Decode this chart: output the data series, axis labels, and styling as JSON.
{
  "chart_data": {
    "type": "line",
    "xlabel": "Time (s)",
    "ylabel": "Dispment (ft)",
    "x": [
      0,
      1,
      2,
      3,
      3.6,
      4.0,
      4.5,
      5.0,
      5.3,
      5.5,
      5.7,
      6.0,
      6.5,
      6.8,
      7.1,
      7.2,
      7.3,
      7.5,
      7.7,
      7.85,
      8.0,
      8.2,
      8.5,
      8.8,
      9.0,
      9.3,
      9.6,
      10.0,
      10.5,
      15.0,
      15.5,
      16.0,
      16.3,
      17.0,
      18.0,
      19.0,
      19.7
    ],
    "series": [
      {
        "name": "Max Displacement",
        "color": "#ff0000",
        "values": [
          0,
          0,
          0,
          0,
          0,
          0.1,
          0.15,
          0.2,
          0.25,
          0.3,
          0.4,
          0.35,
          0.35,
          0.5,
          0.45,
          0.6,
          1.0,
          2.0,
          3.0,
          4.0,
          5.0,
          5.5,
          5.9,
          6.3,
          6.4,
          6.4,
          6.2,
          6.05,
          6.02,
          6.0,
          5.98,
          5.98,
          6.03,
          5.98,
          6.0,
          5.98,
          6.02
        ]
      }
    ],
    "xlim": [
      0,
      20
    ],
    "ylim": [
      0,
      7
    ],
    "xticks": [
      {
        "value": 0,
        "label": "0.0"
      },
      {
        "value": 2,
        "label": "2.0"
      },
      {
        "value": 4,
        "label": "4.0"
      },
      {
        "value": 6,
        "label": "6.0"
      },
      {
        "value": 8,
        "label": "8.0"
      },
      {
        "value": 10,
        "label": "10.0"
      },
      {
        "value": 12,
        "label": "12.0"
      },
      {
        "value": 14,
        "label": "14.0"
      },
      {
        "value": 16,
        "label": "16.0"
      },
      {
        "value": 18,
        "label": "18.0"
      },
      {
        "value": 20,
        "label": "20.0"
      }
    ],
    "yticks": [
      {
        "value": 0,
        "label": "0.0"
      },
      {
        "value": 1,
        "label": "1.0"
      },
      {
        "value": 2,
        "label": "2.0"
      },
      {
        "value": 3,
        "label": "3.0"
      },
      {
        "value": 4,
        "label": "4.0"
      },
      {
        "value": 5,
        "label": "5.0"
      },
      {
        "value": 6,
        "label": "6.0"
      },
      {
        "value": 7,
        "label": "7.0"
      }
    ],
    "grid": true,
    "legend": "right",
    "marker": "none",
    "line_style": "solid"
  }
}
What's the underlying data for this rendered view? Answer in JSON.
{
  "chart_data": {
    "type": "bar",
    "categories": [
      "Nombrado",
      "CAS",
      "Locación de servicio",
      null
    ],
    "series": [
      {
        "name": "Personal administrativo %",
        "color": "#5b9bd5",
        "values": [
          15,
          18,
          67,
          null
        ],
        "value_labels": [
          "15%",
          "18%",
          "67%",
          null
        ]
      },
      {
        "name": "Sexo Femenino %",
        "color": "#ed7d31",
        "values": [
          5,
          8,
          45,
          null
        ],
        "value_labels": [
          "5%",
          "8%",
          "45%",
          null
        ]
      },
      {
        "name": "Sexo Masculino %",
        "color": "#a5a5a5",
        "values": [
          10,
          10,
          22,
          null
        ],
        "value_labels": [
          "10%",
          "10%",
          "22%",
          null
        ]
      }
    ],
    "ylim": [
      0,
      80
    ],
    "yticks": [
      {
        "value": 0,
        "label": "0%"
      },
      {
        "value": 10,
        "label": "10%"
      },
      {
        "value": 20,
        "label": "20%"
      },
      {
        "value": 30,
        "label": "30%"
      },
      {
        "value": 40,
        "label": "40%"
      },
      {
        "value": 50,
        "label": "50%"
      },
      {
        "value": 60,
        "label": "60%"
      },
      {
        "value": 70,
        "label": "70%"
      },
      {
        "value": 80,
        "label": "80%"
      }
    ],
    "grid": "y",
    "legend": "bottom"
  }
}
━━━━━━━━━━━━━━━━━━━━
### The problem
Set down the entries verbatim, leaving none out.

### In response
Decode this chart: output the data series, axis labels, and styling as JSON.
{
  "chart_data": {
    "type": "line",
    "xlabel": "Time (s)",
    "ylabel": "Dispment (ft)",
    "x": [
      0,
      1,
      2,
      3,
      3.6,
      4.0,
      4.5,
      5.0,
      5.3,
      5.5,
      5.7,
      6.0,
      6.5,
      6.8,
      7.1,
      7.2,
      7.3,
      7.5,
      7.7,
      7.85,
      8.0,
      8.2,
      8.5,
      8.8,
      9.0,
      9.3,
      9.6,
      10.0,
      10.5,
      15.0,
      15.5,
      16.0,
      16.3,
      17.0,
      18.0,
      19.0,
      19.7
    ],
    "series": [
      {
        "name": "Max Displacement",
        "color": "#ff0000",
        "values": [
          0,
          0,
          0,
          0,
          0,
          0.1,
          0.15,
          0.2,
          0.25,
          0.3,
          0.4,
          0.35,
          0.35,
          0.5,
          0.45,
          0.6,
          1.0,
          2.0,
          3.0,
          4.0,
          5.0,
          5.5,
          5.9,
          6.3,
          6.4,
          6.4,
          6.2,
          6.05,
          6.02,
          6.0,
          5.98,
          5.98,
          6.03,
          5.98,
          6.0,
          5.98,
          6.02
        ]
      }
    ],
    "xlim": [
      0,
      20
    ],
    "ylim": [
      0,
      7
    ],
    "xticks": [
      {
        "value": 0,
        "label": "0.0"
      },
      {
        "value": 2,
        "label": "2.0"
      },
      {
        "value": 4,
        "label": "4.0"
      },
      {
        "value": 6,
        "label": "6.0"
      },
      {
        "value": 8,
        "label": "8.0"
      },
      {
        "value": 10,
        "label": "10.0"
      },
      {
        "value": 12,
        "label": "12.0"
      },
      {
        "value": 14,
        "label": "14.0"
      },
      {
        "value": 16,
        "label": "16.0"
      },
      {
        "value": 18,
        "label": "18.0"
      },
      {
        "value": 20,
        "label": "20.0"
      }
    ],
    "yticks": [
      {
        "value": 0,
        "label": "0.0"
      },
      {
        "value": 1,
        "label": "1.0"
      },
      {
        "value": 2,
        "label": "2.0"
      },
      {
        "value": 3,
        "label": "3.0"
      },
      {
        "value": 4,
        "label": "4.0"
      },
      {
        "value": 5,
        "label": "5.0"
      },
      {
        "value": 6,
        "label": "6.0"
      },
      {
        "value": 7,
        "label": "7.0"
      }
    ],
    "grid": true,
    "legend": "right",
    "marker": "none",
    "line_style": "solid"
  }
}
What's the underlying data for this rendered view? Answer in JSON.
{
  "chart_data": {
    "type": "bar",
    "categories": [
      "Nombrado",
      "CAS",
      "Locación de servicio",
      null
    ],
    "series": [
      {
        "name": "Personal administrativo %",
        "color": "#5b9bd5",
        "values": [
          15,
          18,
          67,
          null
        ],
        "value_labels": [
          "15%",
          "18%",
          "67%",
          null
        ]
      },
      {
        "name": "Sexo Femenino %",
        "color": "#ed7d31",
        "values": [
          5,
          8,
          45,
          null
        ],
        "value_labels": [
          "5%",
          "8%",
          "45%",
          null
        ]
      },
      {
        "name": "Sexo Masculino %",
        "color": "#a5a5a5",
        "values": [
          10,
          10,
          22,
          null
        ],
        "value_labels": [
          "10%",
          "10%",
          "22%",
          null
        ]
      }
    ],
    "ylim": [
      0,
      80
    ],
    "yticks": [
      {
        "value": 0,
        "label": "0%"
      },
      {
        "value": 10,
        "label": "10%"
      },
      {
        "value": 20,
        "label": "20%"
      },
      {
        "value": 30,
        "label": "30%"
      },
      {
        "value": 40,
        "label": "40%"
      },
      {
        "value": 50,
        "label": "50%"
      },
      {
        "value": 60,
        "label": "60%"
      },
      {
        "value": 70,
        "label": "70%"
      },
      {
        "value": 80,
        "label": "80%"
      }
    ],
    "grid": "y",
    "legend": "bottom"
  }
}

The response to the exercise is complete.